[Dataset records]

= = = = = = =

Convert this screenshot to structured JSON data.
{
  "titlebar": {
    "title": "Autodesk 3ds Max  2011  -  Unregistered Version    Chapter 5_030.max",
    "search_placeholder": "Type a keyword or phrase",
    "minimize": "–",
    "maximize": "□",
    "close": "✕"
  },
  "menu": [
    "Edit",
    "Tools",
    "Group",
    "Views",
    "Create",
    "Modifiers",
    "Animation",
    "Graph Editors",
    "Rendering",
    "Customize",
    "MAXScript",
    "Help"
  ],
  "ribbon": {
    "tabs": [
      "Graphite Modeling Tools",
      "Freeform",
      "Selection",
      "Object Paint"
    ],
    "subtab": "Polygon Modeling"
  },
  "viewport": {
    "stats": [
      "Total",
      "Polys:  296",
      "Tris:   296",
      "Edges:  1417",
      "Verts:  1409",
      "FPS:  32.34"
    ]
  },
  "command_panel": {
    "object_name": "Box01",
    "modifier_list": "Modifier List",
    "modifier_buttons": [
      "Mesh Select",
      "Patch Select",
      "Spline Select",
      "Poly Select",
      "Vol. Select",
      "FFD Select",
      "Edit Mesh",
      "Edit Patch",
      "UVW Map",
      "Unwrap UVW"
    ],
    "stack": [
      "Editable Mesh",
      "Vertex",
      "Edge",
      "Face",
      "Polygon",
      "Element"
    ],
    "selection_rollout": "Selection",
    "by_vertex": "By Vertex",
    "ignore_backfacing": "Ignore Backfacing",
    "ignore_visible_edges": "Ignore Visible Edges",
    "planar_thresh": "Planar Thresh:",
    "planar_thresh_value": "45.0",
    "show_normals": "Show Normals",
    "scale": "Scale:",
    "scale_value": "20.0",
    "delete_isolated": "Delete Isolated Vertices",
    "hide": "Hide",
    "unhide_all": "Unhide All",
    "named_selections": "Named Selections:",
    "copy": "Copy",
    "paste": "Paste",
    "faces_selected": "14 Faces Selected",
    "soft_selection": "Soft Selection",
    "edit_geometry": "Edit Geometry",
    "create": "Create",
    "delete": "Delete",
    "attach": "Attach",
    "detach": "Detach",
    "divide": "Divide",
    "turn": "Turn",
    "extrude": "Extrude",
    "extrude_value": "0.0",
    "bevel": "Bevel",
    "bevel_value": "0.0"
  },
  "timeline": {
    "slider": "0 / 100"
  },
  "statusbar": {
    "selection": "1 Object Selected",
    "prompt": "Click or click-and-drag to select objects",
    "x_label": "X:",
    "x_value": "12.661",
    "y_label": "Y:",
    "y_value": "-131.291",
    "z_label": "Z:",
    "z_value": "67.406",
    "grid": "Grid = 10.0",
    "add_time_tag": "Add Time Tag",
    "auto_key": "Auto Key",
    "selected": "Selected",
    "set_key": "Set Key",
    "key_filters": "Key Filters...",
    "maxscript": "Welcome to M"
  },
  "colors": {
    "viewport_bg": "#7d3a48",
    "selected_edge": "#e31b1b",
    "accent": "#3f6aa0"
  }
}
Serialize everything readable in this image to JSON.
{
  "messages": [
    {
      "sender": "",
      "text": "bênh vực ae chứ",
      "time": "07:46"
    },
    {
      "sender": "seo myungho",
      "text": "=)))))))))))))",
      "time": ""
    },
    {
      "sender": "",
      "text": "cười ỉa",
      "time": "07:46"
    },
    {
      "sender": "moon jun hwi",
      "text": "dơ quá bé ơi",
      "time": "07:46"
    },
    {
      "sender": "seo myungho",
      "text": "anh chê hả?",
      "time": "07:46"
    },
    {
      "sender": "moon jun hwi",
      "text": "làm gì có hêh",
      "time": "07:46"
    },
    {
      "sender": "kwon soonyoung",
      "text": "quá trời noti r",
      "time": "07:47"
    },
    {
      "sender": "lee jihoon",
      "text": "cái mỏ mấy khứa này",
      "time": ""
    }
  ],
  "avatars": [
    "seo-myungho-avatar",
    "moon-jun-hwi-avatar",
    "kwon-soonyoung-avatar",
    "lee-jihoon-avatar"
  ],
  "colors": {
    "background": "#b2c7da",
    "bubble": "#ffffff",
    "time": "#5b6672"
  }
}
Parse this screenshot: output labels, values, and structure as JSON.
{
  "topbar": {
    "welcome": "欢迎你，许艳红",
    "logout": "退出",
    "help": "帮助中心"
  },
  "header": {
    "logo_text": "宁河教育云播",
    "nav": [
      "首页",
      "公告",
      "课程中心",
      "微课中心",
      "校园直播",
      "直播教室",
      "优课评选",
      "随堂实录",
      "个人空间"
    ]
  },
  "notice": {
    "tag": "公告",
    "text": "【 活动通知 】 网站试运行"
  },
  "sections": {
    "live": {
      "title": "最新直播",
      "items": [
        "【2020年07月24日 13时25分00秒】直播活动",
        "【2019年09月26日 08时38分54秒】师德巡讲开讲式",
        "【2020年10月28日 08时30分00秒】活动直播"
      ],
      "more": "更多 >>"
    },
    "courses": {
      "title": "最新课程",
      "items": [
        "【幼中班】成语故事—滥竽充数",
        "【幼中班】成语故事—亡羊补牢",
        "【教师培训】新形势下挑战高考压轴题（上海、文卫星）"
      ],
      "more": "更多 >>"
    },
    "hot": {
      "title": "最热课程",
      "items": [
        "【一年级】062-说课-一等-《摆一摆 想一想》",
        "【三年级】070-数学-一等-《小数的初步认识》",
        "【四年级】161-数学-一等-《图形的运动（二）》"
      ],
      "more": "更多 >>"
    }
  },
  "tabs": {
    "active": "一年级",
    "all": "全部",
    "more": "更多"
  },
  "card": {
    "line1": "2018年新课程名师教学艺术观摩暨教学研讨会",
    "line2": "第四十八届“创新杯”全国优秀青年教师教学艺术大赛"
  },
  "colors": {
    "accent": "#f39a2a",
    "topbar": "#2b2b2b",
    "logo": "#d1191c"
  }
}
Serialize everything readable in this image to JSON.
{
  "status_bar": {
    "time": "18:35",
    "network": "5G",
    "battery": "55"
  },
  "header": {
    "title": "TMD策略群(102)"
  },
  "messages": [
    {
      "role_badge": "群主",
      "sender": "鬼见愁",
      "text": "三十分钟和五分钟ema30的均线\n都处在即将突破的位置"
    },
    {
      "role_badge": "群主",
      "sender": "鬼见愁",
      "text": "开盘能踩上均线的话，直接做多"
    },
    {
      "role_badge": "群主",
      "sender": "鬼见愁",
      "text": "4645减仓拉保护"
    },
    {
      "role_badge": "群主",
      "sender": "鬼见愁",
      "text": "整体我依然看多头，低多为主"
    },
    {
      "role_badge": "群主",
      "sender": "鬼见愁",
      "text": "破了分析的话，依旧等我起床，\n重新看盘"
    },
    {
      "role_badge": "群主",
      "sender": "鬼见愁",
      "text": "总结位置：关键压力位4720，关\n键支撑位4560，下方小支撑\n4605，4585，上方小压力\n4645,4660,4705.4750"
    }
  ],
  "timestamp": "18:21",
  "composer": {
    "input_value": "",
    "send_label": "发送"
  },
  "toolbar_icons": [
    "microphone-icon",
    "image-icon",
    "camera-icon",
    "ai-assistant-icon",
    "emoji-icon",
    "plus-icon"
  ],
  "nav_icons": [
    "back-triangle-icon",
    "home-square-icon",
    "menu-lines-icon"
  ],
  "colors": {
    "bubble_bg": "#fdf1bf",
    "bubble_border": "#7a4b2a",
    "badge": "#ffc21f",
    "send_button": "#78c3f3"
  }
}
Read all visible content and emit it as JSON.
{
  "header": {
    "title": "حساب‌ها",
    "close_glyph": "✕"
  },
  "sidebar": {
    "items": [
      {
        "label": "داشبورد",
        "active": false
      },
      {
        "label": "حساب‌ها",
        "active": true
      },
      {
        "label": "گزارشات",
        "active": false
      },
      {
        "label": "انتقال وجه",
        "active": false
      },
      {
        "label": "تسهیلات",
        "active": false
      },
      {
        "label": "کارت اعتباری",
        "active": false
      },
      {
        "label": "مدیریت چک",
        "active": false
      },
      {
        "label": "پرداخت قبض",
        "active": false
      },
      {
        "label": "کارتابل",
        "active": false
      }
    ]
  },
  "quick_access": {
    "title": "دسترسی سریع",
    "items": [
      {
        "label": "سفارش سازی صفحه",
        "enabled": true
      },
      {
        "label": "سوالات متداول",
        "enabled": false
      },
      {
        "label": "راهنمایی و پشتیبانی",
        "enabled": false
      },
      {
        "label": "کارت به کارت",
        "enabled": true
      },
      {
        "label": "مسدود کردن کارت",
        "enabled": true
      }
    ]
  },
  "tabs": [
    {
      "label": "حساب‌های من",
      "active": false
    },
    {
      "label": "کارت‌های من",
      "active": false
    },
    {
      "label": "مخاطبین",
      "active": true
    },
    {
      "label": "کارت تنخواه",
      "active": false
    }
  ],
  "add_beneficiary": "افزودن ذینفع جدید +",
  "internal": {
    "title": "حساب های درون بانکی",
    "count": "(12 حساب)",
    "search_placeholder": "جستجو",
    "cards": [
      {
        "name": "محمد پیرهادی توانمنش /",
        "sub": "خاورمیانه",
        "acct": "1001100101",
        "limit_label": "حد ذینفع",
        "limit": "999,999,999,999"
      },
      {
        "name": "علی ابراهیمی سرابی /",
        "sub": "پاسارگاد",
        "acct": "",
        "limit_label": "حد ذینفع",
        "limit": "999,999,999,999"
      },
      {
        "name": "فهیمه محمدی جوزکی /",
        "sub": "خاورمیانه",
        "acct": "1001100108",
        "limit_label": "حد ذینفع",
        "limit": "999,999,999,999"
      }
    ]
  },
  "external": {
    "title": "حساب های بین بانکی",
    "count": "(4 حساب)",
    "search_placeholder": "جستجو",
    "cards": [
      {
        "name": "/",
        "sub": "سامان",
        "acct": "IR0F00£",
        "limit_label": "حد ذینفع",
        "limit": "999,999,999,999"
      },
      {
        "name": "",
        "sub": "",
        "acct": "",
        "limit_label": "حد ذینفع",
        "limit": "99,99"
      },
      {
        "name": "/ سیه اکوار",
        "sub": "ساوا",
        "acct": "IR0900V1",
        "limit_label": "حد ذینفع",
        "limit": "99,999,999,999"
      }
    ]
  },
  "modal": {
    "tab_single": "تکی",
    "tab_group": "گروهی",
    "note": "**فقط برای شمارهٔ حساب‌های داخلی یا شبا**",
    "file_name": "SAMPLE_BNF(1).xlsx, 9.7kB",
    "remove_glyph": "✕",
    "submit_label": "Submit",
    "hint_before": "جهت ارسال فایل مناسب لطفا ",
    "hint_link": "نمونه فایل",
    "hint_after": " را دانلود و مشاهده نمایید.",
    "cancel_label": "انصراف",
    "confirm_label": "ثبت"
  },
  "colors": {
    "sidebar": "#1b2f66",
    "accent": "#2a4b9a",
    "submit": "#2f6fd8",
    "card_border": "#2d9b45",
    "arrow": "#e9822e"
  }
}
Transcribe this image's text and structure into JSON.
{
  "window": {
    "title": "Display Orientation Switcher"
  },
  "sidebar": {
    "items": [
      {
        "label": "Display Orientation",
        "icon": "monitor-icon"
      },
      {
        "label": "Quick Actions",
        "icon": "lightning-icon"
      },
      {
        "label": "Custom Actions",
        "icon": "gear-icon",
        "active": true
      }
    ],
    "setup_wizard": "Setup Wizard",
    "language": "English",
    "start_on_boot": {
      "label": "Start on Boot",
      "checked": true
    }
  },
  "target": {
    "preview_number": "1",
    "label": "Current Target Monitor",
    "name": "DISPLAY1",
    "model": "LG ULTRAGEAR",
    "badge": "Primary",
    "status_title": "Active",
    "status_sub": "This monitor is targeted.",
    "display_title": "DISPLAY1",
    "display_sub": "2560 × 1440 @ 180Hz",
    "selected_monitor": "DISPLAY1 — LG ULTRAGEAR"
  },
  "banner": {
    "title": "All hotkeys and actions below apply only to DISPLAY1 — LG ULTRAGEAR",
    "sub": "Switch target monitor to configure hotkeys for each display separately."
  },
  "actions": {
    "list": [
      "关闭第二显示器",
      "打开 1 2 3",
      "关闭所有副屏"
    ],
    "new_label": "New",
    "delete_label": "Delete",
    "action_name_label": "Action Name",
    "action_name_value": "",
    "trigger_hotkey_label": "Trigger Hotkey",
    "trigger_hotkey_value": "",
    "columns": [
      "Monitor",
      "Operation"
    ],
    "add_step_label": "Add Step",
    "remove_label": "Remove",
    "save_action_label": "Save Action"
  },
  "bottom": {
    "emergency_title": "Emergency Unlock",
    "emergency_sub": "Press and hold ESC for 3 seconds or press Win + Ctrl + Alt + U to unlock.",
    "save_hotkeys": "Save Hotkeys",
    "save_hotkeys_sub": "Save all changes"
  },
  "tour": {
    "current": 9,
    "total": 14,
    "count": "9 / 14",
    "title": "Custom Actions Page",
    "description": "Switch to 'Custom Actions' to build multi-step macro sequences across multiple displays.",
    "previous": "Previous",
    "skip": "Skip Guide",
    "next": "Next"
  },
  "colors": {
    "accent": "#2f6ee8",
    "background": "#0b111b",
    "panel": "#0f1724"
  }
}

= = = = = = =

§ **What you should do**:
Gather up every line from the listing above in which the word "حساب" occurs.

§ **Exercise result**:
    "title": "حساب‌ها",
        "label": "حساب‌ها",
      "label": "حساب‌های من",
    "title": "حساب های درون بانکی",
    "count": "(12 حساب)",
    "title": "حساب های بین بانکی",
    "count": "(4 حساب)",
    "note": "**فقط برای شمارهٔ حساب‌های داخلی یا شبا**",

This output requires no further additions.